The 2015 Act entered into force on 8 July 2015. Shortly afterwards, on 14 July 2015, the Central Bank published Consultation Paper CP96 on the Authorisation Requirements and Standards for Credit Servicing Firms and Consequential Amendments to Statutory Codes (“CP96”). This consultation closed on 30 September 2015 and, on 10 December 2015, the Central Bank published its Requirements and Standards, as well as its Feedback to CP96.

Overview of Requirements and Standards

The Requirements and Standards sets out the authorisation requirements imposed on a credit servicing firm both as a condition of authorisation and for the on-going conduct of its business. These requirements can broadly be categorised as follows; general requirements, professional indemnity insurance, organisation and management, IT systems, relationship with the Central Bank, audited accounts and ongoing reporting, ownership, outsourcing, relationship with loan owners, other places of business and record keeping.

General Requirements – in common with other RFSPs, a credit servicing firm must be able to demonstrate that its business is structured in such a way that it is capable of being supervised by the Central Bank and that adequate and effective control of the firm rests in the State. In addition to the factors which the Central Bank typically takes into consideration in this regard, such as where the firm’s mind and management is located, the Central Bank will also consider how the credit servicing firm intends to engage with borrowers, including, in particular, the practical resolution facilities that will be made available to borrowers in arrears. 

Professional Indemnity Insurance  – a credit servicing firm must have professional indemnity insurance that provides a minimum cover of €1.25 million per claim and €1.85 million in aggregate cover in a single policy period with regard to its credit servicing business. This requirement does not apply to credit servicing conducted on behalf of a RFSP that is authorised to provide credit in the State (such as banks) because in such cases the RFSP will be responsible for ensuring that the borrower benefits from the various regulatory protections.

Organisation and Management – a credit servicing firm must be able to conduct its affairs in a manner that ensures that its customers’ best interests are protected. This includes having robust governance arrangements and adequate staff in place, as well as a compliance function and an internal audit function. The credit servicing firm must have sufficient resources to be able to conduct its business in accordance with regulatory requirements, however, the Requirements and Standards do not impose a capital requirement on credit servicing firms.

**EXERCISE INSTRUCTIONS:**
1. In the text on credit servicing firm requirements, on what date did the CP96 consultation close?
2. Reproduce word for word the part of the credit servicing text that opens with the words containing "Professional Indemnity Insurance  –" and closes with "various regulatory protections.".

**PROVIDED MATERIAL:**

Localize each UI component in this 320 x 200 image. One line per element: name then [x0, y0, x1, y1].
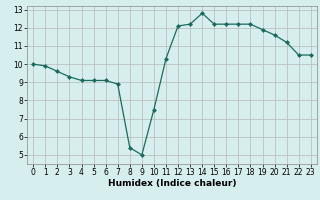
X-axis label: Humidex (Indice chaleur): Humidex (Indice chaleur) — [108, 179, 236, 188]
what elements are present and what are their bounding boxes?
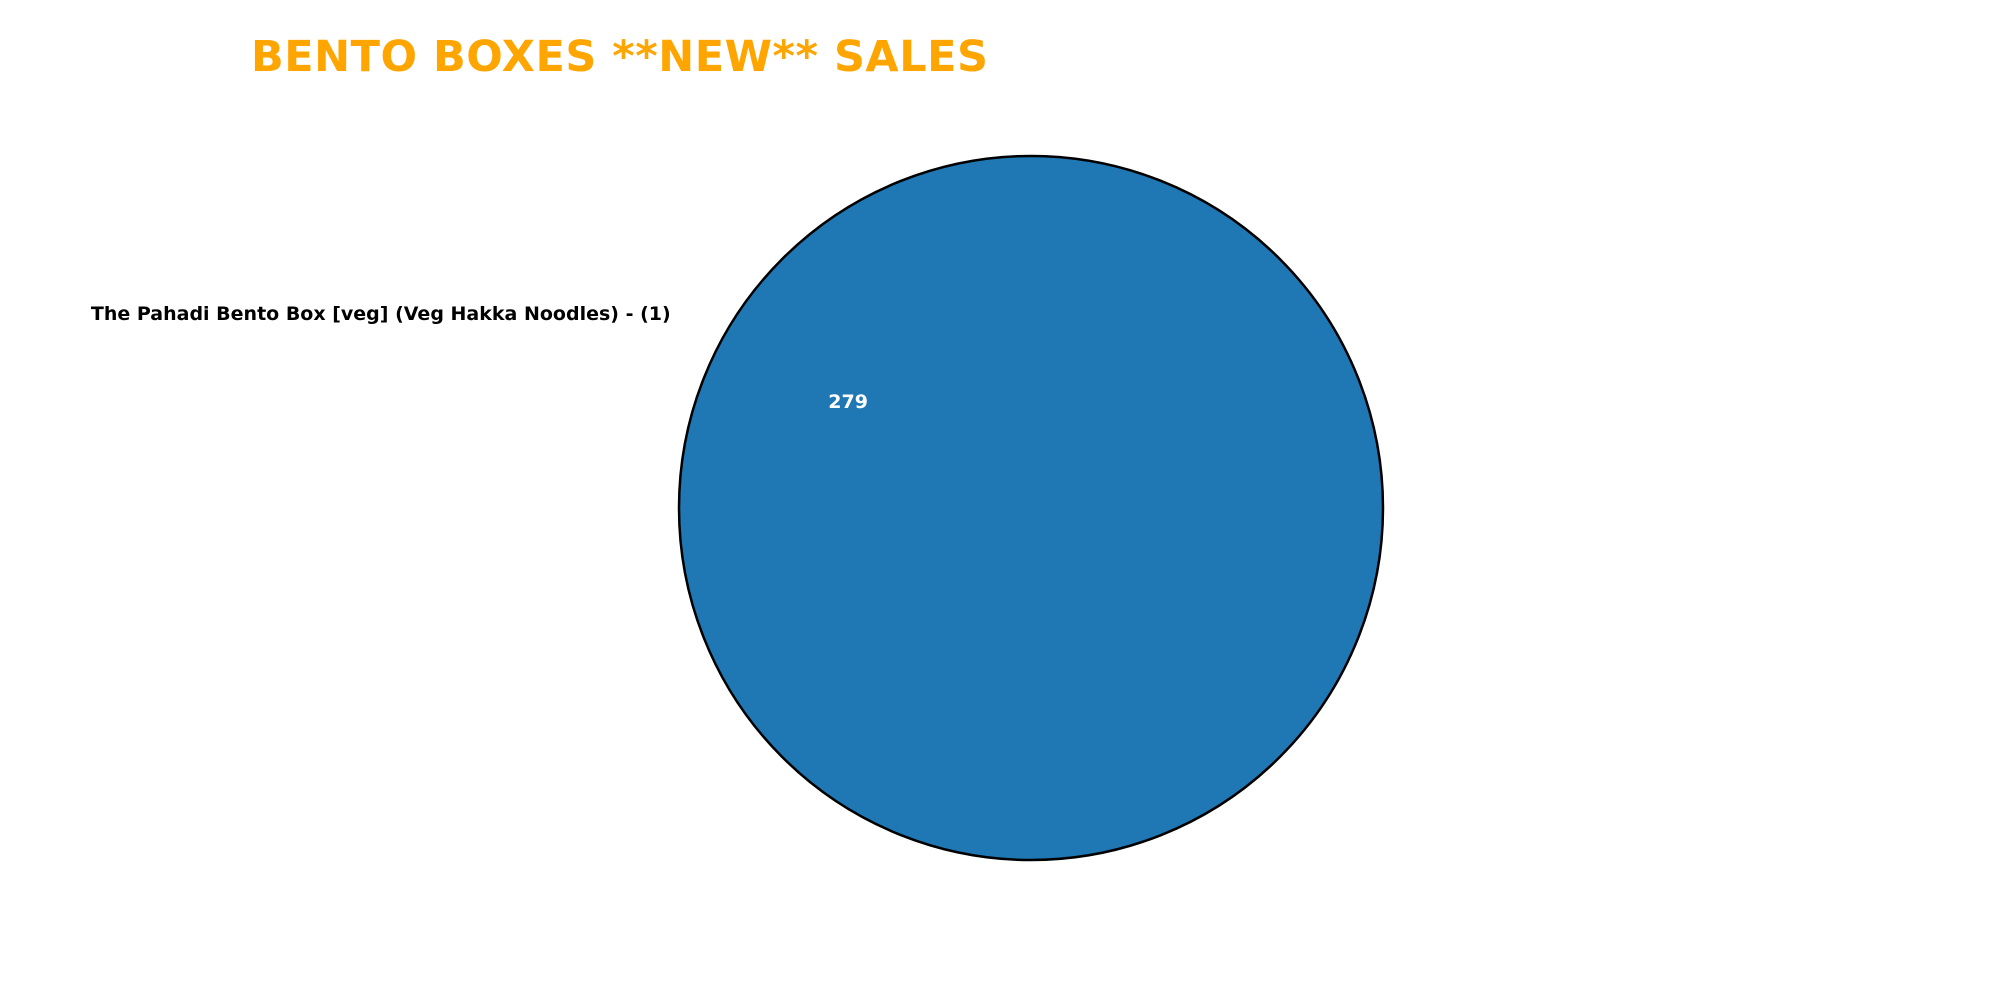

**SOLVED PROBLEMS:**
1. 30 September 2015

2.
Professional Indemnity Insurance  – a credit servicing firm must have professional indemnity insurance that provides a minimum cover of €1.25 million per claim and €1.85 million in aggregate cover in a single policy period with regard to its credit servicing business. This requirement does not apply to credit servicing conducted on behalf of a RFSP that is authorised to provide credit in the State (such as banks) because in such cases the RFSP will be responsible for ensuring that the borrower benefits from the various regulatory protections.